Stated exercise → Please work out how many lines in the material contain "structured" and give only that figure.

___ Raw data

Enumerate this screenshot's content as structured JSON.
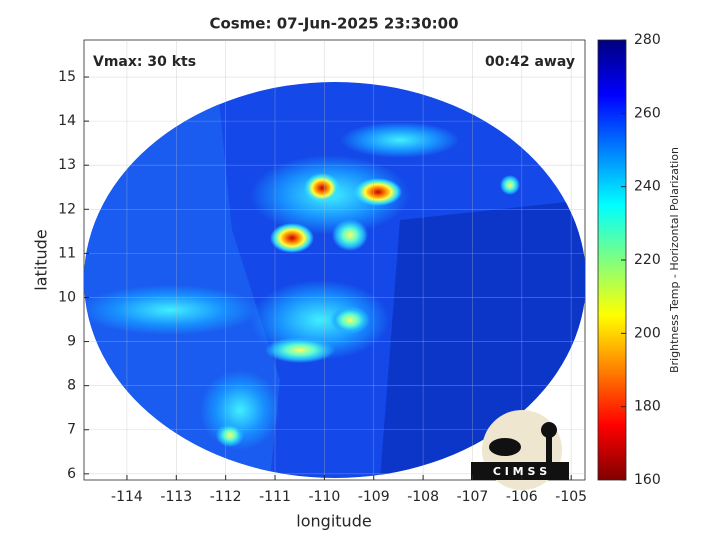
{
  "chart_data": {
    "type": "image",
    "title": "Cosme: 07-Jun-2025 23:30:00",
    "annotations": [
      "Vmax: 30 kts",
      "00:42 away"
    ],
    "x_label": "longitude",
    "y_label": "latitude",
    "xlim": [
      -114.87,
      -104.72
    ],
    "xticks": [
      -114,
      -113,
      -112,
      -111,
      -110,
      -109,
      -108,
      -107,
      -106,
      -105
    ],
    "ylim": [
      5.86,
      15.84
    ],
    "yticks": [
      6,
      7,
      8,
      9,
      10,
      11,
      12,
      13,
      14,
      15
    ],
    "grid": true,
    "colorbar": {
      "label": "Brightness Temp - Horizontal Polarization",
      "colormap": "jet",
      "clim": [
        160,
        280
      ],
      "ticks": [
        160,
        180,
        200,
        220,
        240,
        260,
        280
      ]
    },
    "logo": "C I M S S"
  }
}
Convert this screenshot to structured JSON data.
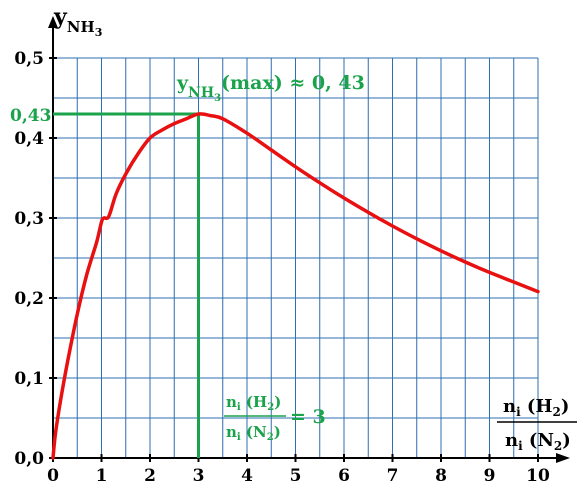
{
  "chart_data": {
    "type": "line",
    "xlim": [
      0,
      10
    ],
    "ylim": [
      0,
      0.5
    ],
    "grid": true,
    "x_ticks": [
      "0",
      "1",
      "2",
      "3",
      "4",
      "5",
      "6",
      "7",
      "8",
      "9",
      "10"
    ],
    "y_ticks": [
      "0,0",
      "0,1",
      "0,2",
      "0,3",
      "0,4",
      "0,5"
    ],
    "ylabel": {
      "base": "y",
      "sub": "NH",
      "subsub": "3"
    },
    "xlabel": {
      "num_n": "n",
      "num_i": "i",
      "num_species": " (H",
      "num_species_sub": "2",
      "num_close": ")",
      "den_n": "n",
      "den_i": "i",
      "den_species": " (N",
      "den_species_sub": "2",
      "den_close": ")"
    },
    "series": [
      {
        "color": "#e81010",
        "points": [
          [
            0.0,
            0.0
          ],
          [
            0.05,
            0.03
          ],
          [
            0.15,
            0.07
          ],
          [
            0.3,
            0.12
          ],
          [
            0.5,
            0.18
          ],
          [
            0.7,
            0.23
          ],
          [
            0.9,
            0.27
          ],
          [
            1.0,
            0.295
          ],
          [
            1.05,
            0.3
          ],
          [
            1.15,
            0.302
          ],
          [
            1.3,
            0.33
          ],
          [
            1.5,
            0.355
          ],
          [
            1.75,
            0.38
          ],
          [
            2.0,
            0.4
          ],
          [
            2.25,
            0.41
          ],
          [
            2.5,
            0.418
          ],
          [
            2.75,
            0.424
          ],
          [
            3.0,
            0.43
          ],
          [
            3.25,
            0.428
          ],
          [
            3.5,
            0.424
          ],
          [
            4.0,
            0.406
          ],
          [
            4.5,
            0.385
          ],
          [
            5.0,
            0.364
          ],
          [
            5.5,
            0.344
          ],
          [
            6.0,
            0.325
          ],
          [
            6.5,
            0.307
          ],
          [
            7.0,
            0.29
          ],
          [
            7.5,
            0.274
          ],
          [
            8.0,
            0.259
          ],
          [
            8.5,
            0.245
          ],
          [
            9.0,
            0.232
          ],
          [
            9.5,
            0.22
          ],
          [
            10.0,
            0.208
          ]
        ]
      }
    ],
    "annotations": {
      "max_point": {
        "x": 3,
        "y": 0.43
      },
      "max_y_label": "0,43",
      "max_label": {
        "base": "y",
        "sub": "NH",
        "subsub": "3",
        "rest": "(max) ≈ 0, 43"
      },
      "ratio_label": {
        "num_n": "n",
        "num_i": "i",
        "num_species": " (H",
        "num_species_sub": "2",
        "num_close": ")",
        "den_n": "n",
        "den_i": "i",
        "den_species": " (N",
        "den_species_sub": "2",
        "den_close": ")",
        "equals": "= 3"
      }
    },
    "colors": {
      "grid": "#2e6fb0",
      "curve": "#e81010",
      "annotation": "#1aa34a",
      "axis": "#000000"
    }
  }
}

______

The completed task → 2